=== PROBLEM STATEMENT ===
All lines featuring the string "equals" are to be listed.

=== DATA FOR THIS EXERCISE ===
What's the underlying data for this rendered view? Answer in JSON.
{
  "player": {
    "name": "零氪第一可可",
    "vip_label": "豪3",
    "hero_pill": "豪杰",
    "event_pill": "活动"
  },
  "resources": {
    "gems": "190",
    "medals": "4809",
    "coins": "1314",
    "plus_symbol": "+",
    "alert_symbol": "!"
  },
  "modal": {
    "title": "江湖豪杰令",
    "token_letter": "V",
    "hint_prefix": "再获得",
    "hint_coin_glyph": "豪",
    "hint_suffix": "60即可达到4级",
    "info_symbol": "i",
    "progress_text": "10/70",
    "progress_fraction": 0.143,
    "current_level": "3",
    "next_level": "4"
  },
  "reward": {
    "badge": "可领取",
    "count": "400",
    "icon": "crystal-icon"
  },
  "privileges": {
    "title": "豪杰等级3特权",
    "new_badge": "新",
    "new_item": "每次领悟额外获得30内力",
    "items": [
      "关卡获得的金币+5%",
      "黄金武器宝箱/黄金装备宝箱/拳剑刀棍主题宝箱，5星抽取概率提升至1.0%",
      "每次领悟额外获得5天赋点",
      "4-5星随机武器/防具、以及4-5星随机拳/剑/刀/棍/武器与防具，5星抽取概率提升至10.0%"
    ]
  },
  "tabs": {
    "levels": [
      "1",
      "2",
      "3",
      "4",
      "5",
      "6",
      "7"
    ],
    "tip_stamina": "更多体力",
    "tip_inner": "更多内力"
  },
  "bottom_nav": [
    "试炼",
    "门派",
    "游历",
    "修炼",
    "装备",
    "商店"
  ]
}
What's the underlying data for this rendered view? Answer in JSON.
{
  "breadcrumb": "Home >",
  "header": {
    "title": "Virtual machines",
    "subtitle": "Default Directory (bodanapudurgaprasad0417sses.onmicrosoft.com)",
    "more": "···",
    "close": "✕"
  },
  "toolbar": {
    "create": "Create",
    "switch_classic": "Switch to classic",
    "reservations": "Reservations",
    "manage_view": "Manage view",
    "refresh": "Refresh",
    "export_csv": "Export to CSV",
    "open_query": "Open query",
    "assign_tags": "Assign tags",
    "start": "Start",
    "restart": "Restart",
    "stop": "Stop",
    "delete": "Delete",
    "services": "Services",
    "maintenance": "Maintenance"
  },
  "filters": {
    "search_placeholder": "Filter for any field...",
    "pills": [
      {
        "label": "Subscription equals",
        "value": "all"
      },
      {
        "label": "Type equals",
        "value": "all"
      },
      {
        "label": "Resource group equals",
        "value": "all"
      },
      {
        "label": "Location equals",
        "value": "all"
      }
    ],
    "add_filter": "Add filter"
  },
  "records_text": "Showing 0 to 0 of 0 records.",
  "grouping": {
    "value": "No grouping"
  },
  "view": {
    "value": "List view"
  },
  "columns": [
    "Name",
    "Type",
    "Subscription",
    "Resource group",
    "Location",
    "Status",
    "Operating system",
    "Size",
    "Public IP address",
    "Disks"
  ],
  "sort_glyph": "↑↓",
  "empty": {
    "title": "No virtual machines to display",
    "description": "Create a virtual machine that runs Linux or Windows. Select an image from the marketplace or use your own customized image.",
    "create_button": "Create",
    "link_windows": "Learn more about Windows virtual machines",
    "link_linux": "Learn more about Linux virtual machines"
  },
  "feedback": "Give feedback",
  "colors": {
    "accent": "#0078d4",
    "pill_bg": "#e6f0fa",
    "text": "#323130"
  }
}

=== PROBLEM SOLUTION ===
        "label": "Subscription equals",
        "label": "Type equals",
        "label": "Resource group equals",
        "label": "Location equals",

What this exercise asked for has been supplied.